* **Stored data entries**

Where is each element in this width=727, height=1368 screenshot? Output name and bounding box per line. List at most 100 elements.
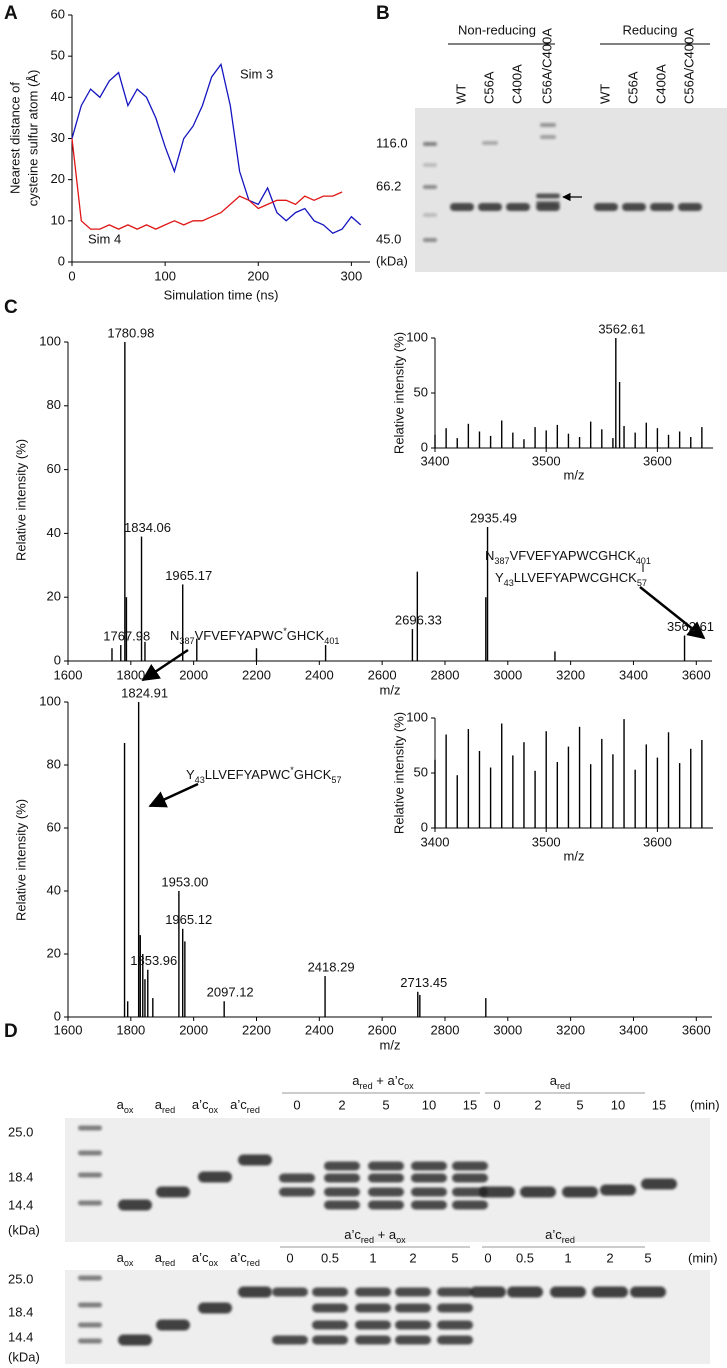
- unit-label: (kDa): [8, 1222, 40, 1237]
- peak-label: 1780.98: [107, 325, 154, 340]
- gel-band: [622, 203, 646, 211]
- gel-band: [368, 1161, 404, 1171]
- time-label: 10: [422, 1097, 436, 1112]
- gel-band: [600, 1184, 636, 1196]
- y-tick-label: 30: [51, 130, 65, 145]
- lane-label: a’cox: [192, 1097, 219, 1115]
- gel-band: [78, 1150, 102, 1156]
- x-tick-label: 3400: [421, 453, 450, 468]
- gel-band: [452, 1187, 488, 1197]
- y-tick-label: 60: [47, 819, 61, 834]
- gel-band: [324, 1173, 360, 1183]
- gel-band: [630, 1286, 666, 1298]
- text-part: N: [170, 628, 179, 643]
- text-part: 43: [504, 578, 514, 588]
- gel-band: [238, 1286, 272, 1298]
- gel-band: [368, 1173, 404, 1183]
- panel-label: B: [376, 3, 390, 24]
- gel-band: [78, 1172, 102, 1178]
- gel-band: [437, 1320, 473, 1330]
- text-part: 43: [195, 775, 205, 785]
- series-line: [71, 62, 362, 234]
- gel-band: [450, 203, 474, 211]
- marker-label: 116.0: [376, 135, 408, 150]
- gel-band: [411, 1200, 447, 1210]
- text-part: VFVEFYAPWCGHCK: [510, 548, 636, 563]
- gel-band: [238, 1154, 272, 1166]
- gel-band: [324, 1200, 360, 1210]
- group-label: ared: [550, 1073, 570, 1091]
- gel-band: [678, 203, 702, 211]
- x-tick-label: 2000: [179, 1022, 208, 1037]
- y-tick-label: 60: [47, 461, 61, 476]
- gel-band: [78, 1275, 102, 1281]
- y-tick-label: 20: [47, 589, 61, 604]
- y-tick-label: 0: [54, 652, 61, 667]
- time-unit: (min): [688, 1250, 718, 1265]
- time-label: 15: [463, 1097, 477, 1112]
- peak-label: 2696.33: [395, 613, 442, 628]
- y-tick-label: 0: [54, 1008, 61, 1023]
- lane-label: C56A: [481, 71, 496, 104]
- y-tick-label: 20: [47, 945, 61, 960]
- text-part: 387: [494, 556, 509, 566]
- x-tick-label: 2000: [179, 667, 208, 682]
- peptide-label: N387VFVEFYAPWC*GHCK401: [170, 626, 339, 646]
- gel-band: [395, 1320, 431, 1330]
- text-part: 57: [331, 775, 341, 785]
- lane-label: ared: [155, 1250, 175, 1268]
- y-axis-title: Relative intensity (%): [13, 439, 28, 561]
- text-part: Y: [186, 767, 195, 782]
- gel-band: [411, 1187, 447, 1197]
- text-part: a: [550, 1073, 558, 1088]
- gel-band: [368, 1187, 404, 1197]
- gel-band: [641, 1178, 677, 1190]
- text-part: a: [117, 1250, 125, 1265]
- x-tick-label: 3000: [493, 667, 522, 682]
- marker-label: 14.4: [8, 1329, 33, 1344]
- time-label: 2: [409, 1250, 416, 1265]
- unit-label: (kDa): [376, 253, 408, 268]
- text-part: *: [283, 626, 287, 636]
- y-axis-title: Relative intensity (%): [391, 712, 406, 834]
- gel-band: [355, 1287, 391, 1297]
- lane-label: a’cox: [192, 1250, 219, 1268]
- gel-band: [198, 1302, 232, 1314]
- x-tick-label: 2200: [242, 1022, 271, 1037]
- gel-band: [78, 1322, 102, 1328]
- text-part: GHCK: [287, 628, 325, 643]
- x-axis-title: m/z: [380, 682, 401, 697]
- lane-label: a’cred: [230, 1250, 260, 1268]
- peak-label: 1853.96: [130, 953, 177, 968]
- marker-label: 18.4: [8, 1304, 33, 1319]
- lane-label: C56A/C400A: [681, 28, 696, 104]
- time-label: 0: [293, 1097, 300, 1112]
- group-label: ared + a’cox: [352, 1073, 414, 1091]
- x-tick-label: 3400: [421, 834, 450, 849]
- gel-band: [423, 142, 437, 146]
- time-label: 2: [606, 1250, 613, 1265]
- series-label: Sim 3: [240, 66, 273, 81]
- x-tick-label: 3400: [619, 1022, 648, 1037]
- gel-band: [395, 1287, 431, 1297]
- gel-band: [411, 1173, 447, 1183]
- y-tick-label: 0: [58, 253, 65, 268]
- gel-band: [437, 1303, 473, 1313]
- text-part: a: [117, 1097, 125, 1112]
- text-part: + a: [374, 1227, 397, 1242]
- y-axis-title: cysteine sulfur atom (Å): [25, 70, 40, 207]
- y-tick-label: 100: [39, 333, 61, 348]
- gel-band: [423, 185, 437, 189]
- x-tick-label: 3400: [619, 667, 648, 682]
- y-tick-label: 20: [51, 171, 65, 186]
- text-part: VFVEFYAPWC: [195, 628, 284, 643]
- text-part: a: [155, 1097, 163, 1112]
- lane-label: a’cred: [230, 1097, 260, 1115]
- gel-band: [437, 1335, 473, 1345]
- time-label: 0.5: [516, 1250, 534, 1265]
- time-label: 5: [451, 1250, 458, 1265]
- lane-label: WT: [597, 84, 612, 104]
- gel-band: [118, 1199, 152, 1211]
- text-part: ox: [396, 1235, 406, 1245]
- text-part: 387: [179, 636, 194, 646]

* **Required action**
Repeat the data exactly. No pictures should appear.

* **Answer area**
Where is each element in this width=727, height=1368 screenshot? Output name and bounding box per line. List at most 100 elements.
- unit-label: (kDa): [8, 1222, 40, 1237]
- peak-label: 1780.98: [107, 325, 154, 340]
- gel-band: [622, 203, 646, 211]
- gel-band: [368, 1161, 404, 1171]
- time-label: 10: [422, 1097, 436, 1112]
- gel-band: [600, 1184, 636, 1196]
- y-tick-label: 30: [51, 130, 65, 145]
- lane-label: a’cox: [192, 1097, 219, 1115]
- gel-band: [78, 1150, 102, 1156]
- x-tick-label: 3400: [421, 453, 450, 468]
- gel-band: [452, 1187, 488, 1197]
- y-tick-label: 60: [47, 819, 61, 834]
- gel-band: [324, 1173, 360, 1183]
- gel-band: [630, 1286, 666, 1298]
- text-part: N: [170, 628, 179, 643]
- text-part: 43: [504, 578, 514, 588]
- gel-band: [238, 1286, 272, 1298]
- gel-band: [368, 1173, 404, 1183]
- panel-label: B: [376, 3, 390, 24]
- gel-band: [78, 1172, 102, 1178]
- gel-band: [437, 1320, 473, 1330]
- text-part: 43: [195, 775, 205, 785]
- series-line: [71, 62, 362, 234]
- gel-band: [450, 203, 474, 211]
- marker-label: 116.0: [376, 135, 408, 150]
- gel-band: [411, 1200, 447, 1210]
- text-part: VFVEFYAPWCGHCK: [510, 548, 636, 563]
- gel-band: [238, 1154, 272, 1166]
- gel-band: [324, 1200, 360, 1210]
- group-label: ared: [550, 1073, 570, 1091]
- gel-band: [678, 203, 702, 211]
- x-tick-label: 2000: [179, 1022, 208, 1037]
- y-tick-label: 60: [47, 461, 61, 476]
- gel-band: [78, 1275, 102, 1281]
- y-tick-label: 20: [47, 589, 61, 604]
- y-tick-label: 0: [54, 652, 61, 667]
- time-unit: (min): [688, 1250, 718, 1265]
- time-label: 15: [463, 1097, 477, 1112]
- peak-label: 2696.33: [395, 613, 442, 628]
- y-tick-label: 0: [54, 1008, 61, 1023]
- lane-label: C56A: [481, 71, 496, 104]
- y-tick-label: 20: [47, 945, 61, 960]
- text-part: 387: [494, 556, 509, 566]
- x-tick-label: 2000: [179, 667, 208, 682]
- peptide-label: N387VFVEFYAPWC*GHCK401: [170, 626, 339, 646]
- gel-band: [395, 1320, 431, 1330]
- text-part: 57: [331, 775, 341, 785]
- lane-label: ared: [155, 1250, 175, 1268]
- y-axis-title: Relative intensity (%): [13, 439, 28, 561]
- text-part: Y: [186, 767, 195, 782]
- gel-band: [411, 1187, 447, 1197]
- text-part: a: [550, 1073, 558, 1088]
- gel-band: [368, 1187, 404, 1197]
- gel-band: [641, 1178, 677, 1190]
- text-part: a: [117, 1250, 125, 1265]
- x-tick-label: 3000: [493, 667, 522, 682]
- marker-label: 14.4: [8, 1329, 33, 1344]
- time-label: 2: [409, 1250, 416, 1265]
- unit-label: (kDa): [376, 253, 408, 268]
- text-part: *: [283, 626, 287, 636]
- y-axis-title: Relative intensity (%): [391, 712, 406, 834]
- gel-band: [355, 1287, 391, 1297]
- lane-label: a’cox: [192, 1250, 219, 1268]
- gel-band: [198, 1302, 232, 1314]
- x-tick-label: 2200: [242, 1022, 271, 1037]
- gel-band: [78, 1322, 102, 1328]
- text-part: GHCK: [287, 628, 325, 643]
- x-axis-title: m/z: [380, 682, 401, 697]
- lane-label: a’cred: [230, 1250, 260, 1268]
- peak-label: 1853.96: [130, 953, 177, 968]
- marker-label: 18.4: [8, 1304, 33, 1319]
- lane-label: C56A/C400A: [681, 28, 696, 104]
- time-label: 0: [293, 1097, 300, 1112]
- group-label: ared + a’cox: [352, 1073, 414, 1091]
- x-tick-label: 3400: [421, 834, 450, 849]
- gel-band: [423, 142, 437, 146]
- time-label: 2: [606, 1250, 613, 1265]
- series-label: Sim 3: [240, 66, 273, 81]
- x-tick-label: 3400: [619, 1022, 648, 1037]
- gel-band: [395, 1287, 431, 1297]
- gel-band: [411, 1173, 447, 1183]
- y-tick-label: 0: [58, 253, 65, 268]
- gel-band: [437, 1303, 473, 1313]
- text-part: a: [117, 1097, 125, 1112]
- text-part: + a: [374, 1227, 397, 1242]
- y-axis-title: cysteine sulfur atom (Å): [25, 70, 40, 207]
- y-tick-label: 100: [39, 333, 61, 348]
- gel-band: [423, 185, 437, 189]
- x-tick-label: 3400: [619, 667, 648, 682]
- y-tick-label: 20: [51, 171, 65, 186]
- text-part: VFVEFYAPWC: [195, 628, 284, 643]
- text-part: a: [155, 1097, 163, 1112]
- lane-label: a’cred: [230, 1097, 260, 1115]
- gel-band: [437, 1335, 473, 1345]
- time-label: 0.5: [516, 1250, 534, 1265]
- time-label: 5: [451, 1250, 458, 1265]
- lane-label: WT: [597, 84, 612, 104]
- gel-band: [118, 1199, 152, 1211]
- text-part: ox: [396, 1235, 406, 1245]
- text-part: 387: [179, 636, 194, 646]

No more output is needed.